- [WHAT IS NEEDED]
Your task is to print all of the material verbatim.

- [INFORMATION SUPPLIED]
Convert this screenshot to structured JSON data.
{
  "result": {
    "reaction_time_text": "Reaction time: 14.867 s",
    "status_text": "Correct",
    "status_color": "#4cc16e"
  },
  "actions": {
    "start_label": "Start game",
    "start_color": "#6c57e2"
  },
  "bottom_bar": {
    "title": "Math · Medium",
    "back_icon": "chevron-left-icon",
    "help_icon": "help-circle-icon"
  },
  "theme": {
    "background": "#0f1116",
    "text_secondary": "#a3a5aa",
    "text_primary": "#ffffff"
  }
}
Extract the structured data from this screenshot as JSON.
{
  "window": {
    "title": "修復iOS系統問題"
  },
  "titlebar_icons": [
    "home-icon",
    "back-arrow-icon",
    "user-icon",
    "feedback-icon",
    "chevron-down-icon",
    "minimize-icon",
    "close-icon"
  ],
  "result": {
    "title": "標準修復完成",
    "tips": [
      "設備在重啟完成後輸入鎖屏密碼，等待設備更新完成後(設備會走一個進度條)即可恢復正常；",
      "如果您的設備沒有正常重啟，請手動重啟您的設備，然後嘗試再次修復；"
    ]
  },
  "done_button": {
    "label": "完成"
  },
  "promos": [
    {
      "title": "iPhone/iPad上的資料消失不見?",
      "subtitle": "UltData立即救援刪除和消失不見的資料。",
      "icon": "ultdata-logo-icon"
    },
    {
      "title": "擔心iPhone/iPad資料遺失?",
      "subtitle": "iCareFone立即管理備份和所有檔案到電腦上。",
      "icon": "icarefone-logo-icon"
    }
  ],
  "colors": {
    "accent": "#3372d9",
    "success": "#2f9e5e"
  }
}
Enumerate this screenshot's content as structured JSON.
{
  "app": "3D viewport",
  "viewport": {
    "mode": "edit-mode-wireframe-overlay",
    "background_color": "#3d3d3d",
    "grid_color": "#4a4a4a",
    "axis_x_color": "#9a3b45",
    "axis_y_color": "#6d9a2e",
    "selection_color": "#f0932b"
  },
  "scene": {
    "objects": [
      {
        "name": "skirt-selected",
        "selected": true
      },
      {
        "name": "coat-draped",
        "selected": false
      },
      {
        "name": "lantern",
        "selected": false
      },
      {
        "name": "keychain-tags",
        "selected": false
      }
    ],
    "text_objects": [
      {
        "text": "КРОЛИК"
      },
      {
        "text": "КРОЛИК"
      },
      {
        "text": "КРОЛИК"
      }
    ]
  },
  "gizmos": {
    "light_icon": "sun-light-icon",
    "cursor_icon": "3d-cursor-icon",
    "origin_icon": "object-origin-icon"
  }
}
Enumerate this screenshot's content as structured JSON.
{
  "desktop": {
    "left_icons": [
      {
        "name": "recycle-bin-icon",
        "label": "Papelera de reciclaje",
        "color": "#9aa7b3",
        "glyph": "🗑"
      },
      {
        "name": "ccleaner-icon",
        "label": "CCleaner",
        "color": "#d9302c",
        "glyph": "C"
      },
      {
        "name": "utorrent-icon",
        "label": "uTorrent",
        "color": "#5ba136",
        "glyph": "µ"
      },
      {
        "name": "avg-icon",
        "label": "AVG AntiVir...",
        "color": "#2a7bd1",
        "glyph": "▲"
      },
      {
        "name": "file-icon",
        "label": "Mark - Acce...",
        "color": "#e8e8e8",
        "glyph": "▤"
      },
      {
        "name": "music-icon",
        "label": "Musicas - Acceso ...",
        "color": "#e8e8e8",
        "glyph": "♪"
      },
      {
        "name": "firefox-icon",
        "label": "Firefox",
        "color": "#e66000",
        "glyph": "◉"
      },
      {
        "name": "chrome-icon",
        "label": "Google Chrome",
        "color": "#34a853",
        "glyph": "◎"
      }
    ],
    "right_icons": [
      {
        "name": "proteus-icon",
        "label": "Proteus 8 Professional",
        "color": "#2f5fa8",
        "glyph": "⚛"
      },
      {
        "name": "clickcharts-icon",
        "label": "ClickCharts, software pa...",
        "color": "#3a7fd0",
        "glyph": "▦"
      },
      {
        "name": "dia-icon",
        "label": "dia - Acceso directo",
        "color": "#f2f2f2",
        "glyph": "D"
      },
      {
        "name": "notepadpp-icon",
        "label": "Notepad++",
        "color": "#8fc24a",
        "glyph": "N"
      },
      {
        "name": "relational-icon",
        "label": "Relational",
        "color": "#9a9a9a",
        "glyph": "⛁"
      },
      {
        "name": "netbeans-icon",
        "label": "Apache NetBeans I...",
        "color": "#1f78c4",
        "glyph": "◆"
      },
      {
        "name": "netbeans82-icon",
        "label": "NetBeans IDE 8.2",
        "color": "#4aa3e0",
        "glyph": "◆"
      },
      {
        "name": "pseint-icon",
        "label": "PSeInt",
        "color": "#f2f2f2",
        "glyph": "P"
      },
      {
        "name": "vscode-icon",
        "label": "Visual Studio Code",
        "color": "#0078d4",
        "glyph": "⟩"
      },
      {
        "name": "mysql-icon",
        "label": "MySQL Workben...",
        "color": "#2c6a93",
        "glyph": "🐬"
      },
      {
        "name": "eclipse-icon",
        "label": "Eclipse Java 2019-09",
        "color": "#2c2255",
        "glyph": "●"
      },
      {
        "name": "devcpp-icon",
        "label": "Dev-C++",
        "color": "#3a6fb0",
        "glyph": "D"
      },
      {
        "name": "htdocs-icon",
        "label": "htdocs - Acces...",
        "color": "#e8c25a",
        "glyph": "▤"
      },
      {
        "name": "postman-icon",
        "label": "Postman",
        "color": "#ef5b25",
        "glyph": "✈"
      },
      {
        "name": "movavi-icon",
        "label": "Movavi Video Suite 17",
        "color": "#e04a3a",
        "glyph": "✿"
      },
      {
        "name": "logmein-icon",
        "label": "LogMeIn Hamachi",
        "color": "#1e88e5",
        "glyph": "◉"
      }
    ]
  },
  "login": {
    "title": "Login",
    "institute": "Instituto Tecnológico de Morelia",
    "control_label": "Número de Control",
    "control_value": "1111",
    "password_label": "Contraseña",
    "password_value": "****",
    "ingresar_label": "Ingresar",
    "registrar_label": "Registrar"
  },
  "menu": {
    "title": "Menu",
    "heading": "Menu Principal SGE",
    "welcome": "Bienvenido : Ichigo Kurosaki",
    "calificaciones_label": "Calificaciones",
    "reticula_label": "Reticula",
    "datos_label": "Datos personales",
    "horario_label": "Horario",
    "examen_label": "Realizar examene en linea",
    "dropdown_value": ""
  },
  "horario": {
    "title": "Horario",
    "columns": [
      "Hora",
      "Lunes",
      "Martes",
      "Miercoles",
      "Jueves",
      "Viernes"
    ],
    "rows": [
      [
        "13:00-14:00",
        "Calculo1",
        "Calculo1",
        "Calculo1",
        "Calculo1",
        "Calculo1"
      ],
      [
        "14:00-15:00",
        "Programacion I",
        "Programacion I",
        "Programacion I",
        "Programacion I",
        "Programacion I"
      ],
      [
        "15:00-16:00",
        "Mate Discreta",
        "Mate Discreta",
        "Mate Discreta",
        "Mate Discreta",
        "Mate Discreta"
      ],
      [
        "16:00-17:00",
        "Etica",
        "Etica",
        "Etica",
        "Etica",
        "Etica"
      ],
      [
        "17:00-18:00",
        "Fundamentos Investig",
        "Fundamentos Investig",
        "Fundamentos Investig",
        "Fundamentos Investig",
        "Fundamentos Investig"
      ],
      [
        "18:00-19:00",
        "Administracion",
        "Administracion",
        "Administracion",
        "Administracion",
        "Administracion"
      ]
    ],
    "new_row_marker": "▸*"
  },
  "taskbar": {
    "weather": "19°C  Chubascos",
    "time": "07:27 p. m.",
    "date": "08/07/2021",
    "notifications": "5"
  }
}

- [THE COMPLETED TASK]
Convert this screenshot to structured JSON data.
{
  "result": {
    "reaction_time_text": "Reaction time: 14.867 s",
    "status_text": "Correct",
    "status_color": "#4cc16e"
  },
  "actions": {
    "start_label": "Start game",
    "start_color": "#6c57e2"
  },
  "bottom_bar": {
    "title": "Math · Medium",
    "back_icon": "chevron-left-icon",
    "help_icon": "help-circle-icon"
  },
  "theme": {
    "background": "#0f1116",
    "text_secondary": "#a3a5aa",
    "text_primary": "#ffffff"
  }
}
Extract the structured data from this screenshot as JSON.
{
  "window": {
    "title": "修復iOS系統問題"
  },
  "titlebar_icons": [
    "home-icon",
    "back-arrow-icon",
    "user-icon",
    "feedback-icon",
    "chevron-down-icon",
    "minimize-icon",
    "close-icon"
  ],
  "result": {
    "title": "標準修復完成",
    "tips": [
      "設備在重啟完成後輸入鎖屏密碼，等待設備更新完成後(設備會走一個進度條)即可恢復正常；",
      "如果您的設備沒有正常重啟，請手動重啟您的設備，然後嘗試再次修復；"
    ]
  },
  "done_button": {
    "label": "完成"
  },
  "promos": [
    {
      "title": "iPhone/iPad上的資料消失不見?",
      "subtitle": "UltData立即救援刪除和消失不見的資料。",
      "icon": "ultdata-logo-icon"
    },
    {
      "title": "擔心iPhone/iPad資料遺失?",
      "subtitle": "iCareFone立即管理備份和所有檔案到電腦上。",
      "icon": "icarefone-logo-icon"
    }
  ],
  "colors": {
    "accent": "#3372d9",
    "success": "#2f9e5e"
  }
}
Enumerate this screenshot's content as structured JSON.
{
  "app": "3D viewport",
  "viewport": {
    "mode": "edit-mode-wireframe-overlay",
    "background_color": "#3d3d3d",
    "grid_color": "#4a4a4a",
    "axis_x_color": "#9a3b45",
    "axis_y_color": "#6d9a2e",
    "selection_color": "#f0932b"
  },
  "scene": {
    "objects": [
      {
        "name": "skirt-selected",
        "selected": true
      },
      {
        "name": "coat-draped",
        "selected": false
      },
      {
        "name": "lantern",
        "selected": false
      },
      {
        "name": "keychain-tags",
        "selected": false
      }
    ],
    "text_objects": [
      {
        "text": "КРОЛИК"
      },
      {
        "text": "КРОЛИК"
      },
      {
        "text": "КРОЛИК"
      }
    ]
  },
  "gizmos": {
    "light_icon": "sun-light-icon",
    "cursor_icon": "3d-cursor-icon",
    "origin_icon": "object-origin-icon"
  }
}
Enumerate this screenshot's content as structured JSON.
{
  "desktop": {
    "left_icons": [
      {
        "name": "recycle-bin-icon",
        "label": "Papelera de reciclaje",
        "color": "#9aa7b3",
        "glyph": "🗑"
      },
      {
        "name": "ccleaner-icon",
        "label": "CCleaner",
        "color": "#d9302c",
        "glyph": "C"
      },
      {
        "name": "utorrent-icon",
        "label": "uTorrent",
        "color": "#5ba136",
        "glyph": "µ"
      },
      {
        "name": "avg-icon",
        "label": "AVG AntiVir...",
        "color": "#2a7bd1",
        "glyph": "▲"
      },
      {
        "name": "file-icon",
        "label": "Mark - Acce...",
        "color": "#e8e8e8",
        "glyph": "▤"
      },
      {
        "name": "music-icon",
        "label": "Musicas - Acceso ...",
        "color": "#e8e8e8",
        "glyph": "♪"
      },
      {
        "name": "firefox-icon",
        "label": "Firefox",
        "color": "#e66000",
        "glyph": "◉"
      },
      {
        "name": "chrome-icon",
        "label": "Google Chrome",
        "color": "#34a853",
        "glyph": "◎"
      }
    ],
    "right_icons": [
      {
        "name": "proteus-icon",
        "label": "Proteus 8 Professional",
        "color": "#2f5fa8",
        "glyph": "⚛"
      },
      {
        "name": "clickcharts-icon",
        "label": "ClickCharts, software pa...",
        "color": "#3a7fd0",
        "glyph": "▦"
      },
      {
        "name": "dia-icon",
        "label": "dia - Acceso directo",
        "color": "#f2f2f2",
        "glyph": "D"
      },
      {
        "name": "notepadpp-icon",
        "label": "Notepad++",
        "color": "#8fc24a",
        "glyph": "N"
      },
      {
        "name": "relational-icon",
        "label": "Relational",
        "color": "#9a9a9a",
        "glyph": "⛁"
      },
      {
        "name": "netbeans-icon",
        "label": "Apache NetBeans I...",
        "color": "#1f78c4",
        "glyph": "◆"
      },
      {
        "name": "netbeans82-icon",
        "label": "NetBeans IDE 8.2",
        "color": "#4aa3e0",
        "glyph": "◆"
      },
      {
        "name": "pseint-icon",
        "label": "PSeInt",
        "color": "#f2f2f2",
        "glyph": "P"
      },
      {
        "name": "vscode-icon",
        "label": "Visual Studio Code",
        "color": "#0078d4",
        "glyph": "⟩"
      },
      {
        "name": "mysql-icon",
        "label": "MySQL Workben...",
        "color": "#2c6a93",
        "glyph": "🐬"
      },
      {
        "name": "eclipse-icon",
        "label": "Eclipse Java 2019-09",
        "color": "#2c2255",
        "glyph": "●"
      },
      {
        "name": "devcpp-icon",
        "label": "Dev-C++",
        "color": "#3a6fb0",
        "glyph": "D"
      },
      {
        "name": "htdocs-icon",
        "label": "htdocs - Acces...",
        "color": "#e8c25a",
        "glyph": "▤"
      },
      {
        "name": "postman-icon",
        "label": "Postman",
        "color": "#ef5b25",
        "glyph": "✈"
      },
      {
        "name": "movavi-icon",
        "label": "Movavi Video Suite 17",
        "color": "#e04a3a",
        "glyph": "✿"
      },
      {
        "name": "logmein-icon",
        "label": "LogMeIn Hamachi",
        "color": "#1e88e5",
        "glyph": "◉"
      }
    ]
  },
  "login": {
    "title": "Login",
    "institute": "Instituto Tecnológico de Morelia",
    "control_label": "Número de Control",
    "control_value": "1111",
    "password_label": "Contraseña",
    "password_value": "****",
    "ingresar_label": "Ingresar",
    "registrar_label": "Registrar"
  },
  "menu": {
    "title": "Menu",
    "heading": "Menu Principal SGE",
    "welcome": "Bienvenido : Ichigo Kurosaki",
    "calificaciones_label": "Calificaciones",
    "reticula_label": "Reticula",
    "datos_label": "Datos personales",
    "horario_label": "Horario",
    "examen_label": "Realizar examene en linea",
    "dropdown_value": ""
  },
  "horario": {
    "title": "Horario",
    "columns": [
      "Hora",
      "Lunes",
      "Martes",
      "Miercoles",
      "Jueves",
      "Viernes"
    ],
    "rows": [
      [
        "13:00-14:00",
        "Calculo1",
        "Calculo1",
        "Calculo1",
        "Calculo1",
        "Calculo1"
      ],
      [
        "14:00-15:00",
        "Programacion I",
        "Programacion I",
        "Programacion I",
        "Programacion I",
        "Programacion I"
      ],
      [
        "15:00-16:00",
        "Mate Discreta",
        "Mate Discreta",
        "Mate Discreta",
        "Mate Discreta",
        "Mate Discreta"
      ],
      [
        "16:00-17:00",
        "Etica",
        "Etica",
        "Etica",
        "Etica",
        "Etica"
      ],
      [
        "17:00-18:00",
        "Fundamentos Investig",
        "Fundamentos Investig",
        "Fundamentos Investig",
        "Fundamentos Investig",
        "Fundamentos Investig"
      ],
      [
        "18:00-19:00",
        "Administracion",
        "Administracion",
        "Administracion",
        "Administracion",
        "Administracion"
      ]
    ],
    "new_row_marker": "▸*"
  },
  "taskbar": {
    "weather": "19°C  Chubascos",
    "time": "07:27 p. m.",
    "date": "08/07/2021",
    "notifications": "5"
  }
}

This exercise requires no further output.